╭─ Material for the task
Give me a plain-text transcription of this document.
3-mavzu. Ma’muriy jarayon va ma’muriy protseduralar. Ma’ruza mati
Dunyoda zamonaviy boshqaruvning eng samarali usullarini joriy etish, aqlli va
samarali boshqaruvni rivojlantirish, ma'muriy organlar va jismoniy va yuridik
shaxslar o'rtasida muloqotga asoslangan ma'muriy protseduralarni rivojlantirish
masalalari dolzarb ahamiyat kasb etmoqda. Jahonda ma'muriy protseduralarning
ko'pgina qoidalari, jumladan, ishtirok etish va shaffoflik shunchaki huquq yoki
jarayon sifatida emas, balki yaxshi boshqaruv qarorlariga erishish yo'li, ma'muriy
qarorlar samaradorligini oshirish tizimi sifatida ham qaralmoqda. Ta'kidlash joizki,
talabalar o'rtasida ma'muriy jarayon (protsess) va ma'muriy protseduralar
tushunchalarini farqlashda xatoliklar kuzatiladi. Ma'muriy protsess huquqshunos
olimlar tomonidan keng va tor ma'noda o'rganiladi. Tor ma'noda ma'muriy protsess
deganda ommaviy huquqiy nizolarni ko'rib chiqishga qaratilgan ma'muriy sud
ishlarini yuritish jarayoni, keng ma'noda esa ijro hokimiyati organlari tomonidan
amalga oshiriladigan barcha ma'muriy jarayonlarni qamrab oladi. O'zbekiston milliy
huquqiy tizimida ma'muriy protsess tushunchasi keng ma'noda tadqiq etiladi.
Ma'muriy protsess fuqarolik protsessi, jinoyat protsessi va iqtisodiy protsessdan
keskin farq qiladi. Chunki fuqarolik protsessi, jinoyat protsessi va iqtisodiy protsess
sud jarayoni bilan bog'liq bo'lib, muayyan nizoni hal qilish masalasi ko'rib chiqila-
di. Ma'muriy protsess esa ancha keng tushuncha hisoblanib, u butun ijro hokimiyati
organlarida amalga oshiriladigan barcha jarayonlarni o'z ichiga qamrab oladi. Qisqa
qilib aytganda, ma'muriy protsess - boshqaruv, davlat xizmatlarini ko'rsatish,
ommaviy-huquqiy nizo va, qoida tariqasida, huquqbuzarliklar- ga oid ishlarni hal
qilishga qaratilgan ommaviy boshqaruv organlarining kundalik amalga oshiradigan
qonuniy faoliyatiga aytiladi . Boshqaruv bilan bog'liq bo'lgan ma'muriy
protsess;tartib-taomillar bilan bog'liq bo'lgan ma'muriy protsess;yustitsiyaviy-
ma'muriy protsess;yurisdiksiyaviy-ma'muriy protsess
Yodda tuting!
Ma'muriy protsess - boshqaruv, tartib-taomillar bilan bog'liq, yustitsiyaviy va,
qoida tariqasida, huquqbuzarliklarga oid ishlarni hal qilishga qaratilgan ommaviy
╰─
Task requirements.
Please reproduce each record precisely as written.

Task solution.
Give me a plain-text transcription of this document.
3-mavzu. Ma’muriy jarayon va ma’muriy protseduralar. Ma’ruza mati
Dunyoda zamonaviy boshqaruvning eng samarali usullarini joriy etish, aqlli va
samarali boshqaruvni rivojlantirish, ma'muriy organlar va jismoniy va yuridik
shaxslar o'rtasida muloqotga asoslangan ma'muriy protseduralarni rivojlantirish
masalalari dolzarb ahamiyat kasb etmoqda. Jahonda ma'muriy protseduralarning
ko'pgina qoidalari, jumladan, ishtirok etish va shaffoflik shunchaki huquq yoki
jarayon sifatida emas, balki yaxshi boshqaruv qarorlariga erishish yo'li, ma'muriy
qarorlar samaradorligini oshirish tizimi sifatida ham qaralmoqda. Ta'kidlash joizki,
talabalar o'rtasida ma'muriy jarayon (protsess) va ma'muriy protseduralar
tushunchalarini farqlashda xatoliklar kuzatiladi. Ma'muriy protsess huquqshunos
olimlar tomonidan keng va tor ma'noda o'rganiladi. Tor ma'noda ma'muriy protsess
deganda ommaviy huquqiy nizolarni ko'rib chiqishga qaratilgan ma'muriy sud
ishlarini yuritish jarayoni, keng ma'noda esa ijro hokimiyati organlari tomonidan
amalga oshiriladigan barcha ma'muriy jarayonlarni qamrab oladi. O'zbekiston milliy
huquqiy tizimida ma'muriy protsess tushunchasi keng ma'noda tadqiq etiladi.
Ma'muriy protsess fuqarolik protsessi, jinoyat protsessi va iqtisodiy protsessdan
keskin farq qiladi. Chunki fuqarolik protsessi, jinoyat protsessi va iqtisodiy protsess
sud jarayoni bilan bog'liq bo'lib, muayyan nizoni hal qilish masalasi ko'rib chiqila-
di. Ma'muriy protsess esa ancha keng tushuncha hisoblanib, u butun ijro hokimiyati
organlarida amalga oshiriladigan barcha jarayonlarni o'z ichiga qamrab oladi. Qisqa
qilib aytganda, ma'muriy protsess - boshqaruv, davlat xizmatlarini ko'rsatish,
ommaviy-huquqiy nizo va, qoida tariqasida, huquqbuzarliklar- ga oid ishlarni hal
qilishga qaratilgan ommaviy boshqaruv organlarining kundalik amalga oshiradigan
qonuniy faoliyatiga aytiladi . Boshqaruv bilan bog'liq bo'lgan ma'muriy
protsess;tartib-taomillar bilan bog'liq bo'lgan ma'muriy protsess;yustitsiyaviy-
ma'muriy protsess;yurisdiksiyaviy-ma'muriy protsess
Yodda tuting!
Ma'muriy protsess - boshqaruv, tartib-taomillar bilan bog'liq, yustitsiyaviy va,
qoida tariqasida, huquqbuzarliklarga oid ishlarni hal qilishga qaratilgan ommaviy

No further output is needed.